[Extracted records]
>> start

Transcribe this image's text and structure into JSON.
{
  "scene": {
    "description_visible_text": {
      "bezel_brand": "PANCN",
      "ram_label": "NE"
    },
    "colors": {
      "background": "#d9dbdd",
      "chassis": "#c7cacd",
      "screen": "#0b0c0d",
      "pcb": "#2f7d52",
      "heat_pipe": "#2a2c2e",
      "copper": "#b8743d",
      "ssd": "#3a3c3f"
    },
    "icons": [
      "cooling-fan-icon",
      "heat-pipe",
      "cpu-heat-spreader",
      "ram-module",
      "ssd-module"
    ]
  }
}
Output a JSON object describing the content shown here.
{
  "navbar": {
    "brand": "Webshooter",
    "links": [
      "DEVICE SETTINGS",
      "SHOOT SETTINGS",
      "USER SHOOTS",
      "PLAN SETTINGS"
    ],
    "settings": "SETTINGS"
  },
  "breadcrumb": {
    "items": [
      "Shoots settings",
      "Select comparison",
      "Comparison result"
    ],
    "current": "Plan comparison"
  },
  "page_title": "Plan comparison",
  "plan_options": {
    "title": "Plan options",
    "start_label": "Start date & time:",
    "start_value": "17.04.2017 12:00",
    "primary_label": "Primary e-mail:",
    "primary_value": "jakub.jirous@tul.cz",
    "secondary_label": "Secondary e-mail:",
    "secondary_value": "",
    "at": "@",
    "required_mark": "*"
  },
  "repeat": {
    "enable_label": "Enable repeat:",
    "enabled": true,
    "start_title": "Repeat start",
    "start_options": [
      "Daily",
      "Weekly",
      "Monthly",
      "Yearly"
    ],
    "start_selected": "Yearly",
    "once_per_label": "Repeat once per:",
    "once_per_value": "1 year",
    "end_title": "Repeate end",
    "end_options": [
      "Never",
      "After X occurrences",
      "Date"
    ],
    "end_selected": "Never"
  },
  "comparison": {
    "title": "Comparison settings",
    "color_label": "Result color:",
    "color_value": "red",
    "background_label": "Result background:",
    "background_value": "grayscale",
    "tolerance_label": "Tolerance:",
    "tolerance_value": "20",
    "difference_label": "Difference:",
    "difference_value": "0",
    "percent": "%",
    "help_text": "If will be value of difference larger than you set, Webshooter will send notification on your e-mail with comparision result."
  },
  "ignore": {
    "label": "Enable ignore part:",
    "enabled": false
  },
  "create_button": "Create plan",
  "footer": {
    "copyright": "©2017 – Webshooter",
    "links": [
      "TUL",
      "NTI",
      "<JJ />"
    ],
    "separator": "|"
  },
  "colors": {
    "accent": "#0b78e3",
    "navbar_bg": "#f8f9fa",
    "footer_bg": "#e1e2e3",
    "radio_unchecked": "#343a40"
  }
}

>> end

TASK OBJECTIVE
Print the material verbatim, all of it.

SOLUTION TO THE PROBLEM
Transcribe this image's text and structure into JSON.
{
  "scene": {
    "description_visible_text": {
      "bezel_brand": "PANCN",
      "ram_label": "NE"
    },
    "colors": {
      "background": "#d9dbdd",
      "chassis": "#c7cacd",
      "screen": "#0b0c0d",
      "pcb": "#2f7d52",
      "heat_pipe": "#2a2c2e",
      "copper": "#b8743d",
      "ssd": "#3a3c3f"
    },
    "icons": [
      "cooling-fan-icon",
      "heat-pipe",
      "cpu-heat-spreader",
      "ram-module",
      "ssd-module"
    ]
  }
}
Output a JSON object describing the content shown here.
{
  "navbar": {
    "brand": "Webshooter",
    "links": [
      "DEVICE SETTINGS",
      "SHOOT SETTINGS",
      "USER SHOOTS",
      "PLAN SETTINGS"
    ],
    "settings": "SETTINGS"
  },
  "breadcrumb": {
    "items": [
      "Shoots settings",
      "Select comparison",
      "Comparison result"
    ],
    "current": "Plan comparison"
  },
  "page_title": "Plan comparison",
  "plan_options": {
    "title": "Plan options",
    "start_label": "Start date & time:",
    "start_value": "17.04.2017 12:00",
    "primary_label": "Primary e-mail:",
    "primary_value": "jakub.jirous@tul.cz",
    "secondary_label": "Secondary e-mail:",
    "secondary_value": "",
    "at": "@",
    "required_mark": "*"
  },
  "repeat": {
    "enable_label": "Enable repeat:",
    "enabled": true,
    "start_title": "Repeat start",
    "start_options": [
      "Daily",
      "Weekly",
      "Monthly",
      "Yearly"
    ],
    "start_selected": "Yearly",
    "once_per_label": "Repeat once per:",
    "once_per_value": "1 year",
    "end_title": "Repeate end",
    "end_options": [
      "Never",
      "After X occurrences",
      "Date"
    ],
    "end_selected": "Never"
  },
  "comparison": {
    "title": "Comparison settings",
    "color_label": "Result color:",
    "color_value": "red",
    "background_label": "Result background:",
    "background_value": "grayscale",
    "tolerance_label": "Tolerance:",
    "tolerance_value": "20",
    "difference_label": "Difference:",
    "difference_value": "0",
    "percent": "%",
    "help_text": "If will be value of difference larger than you set, Webshooter will send notification on your e-mail with comparision result."
  },
  "ignore": {
    "label": "Enable ignore part:",
    "enabled": false
  },
  "create_button": "Create plan",
  "footer": {
    "copyright": "©2017 – Webshooter",
    "links": [
      "TUL",
      "NTI",
      "<JJ />"
    ],
    "separator": "|"
  },
  "colors": {
    "accent": "#0b78e3",
    "navbar_bg": "#f8f9fa",
    "footer_bg": "#e1e2e3",
    "radio_unchecked": "#343a40"
  }
}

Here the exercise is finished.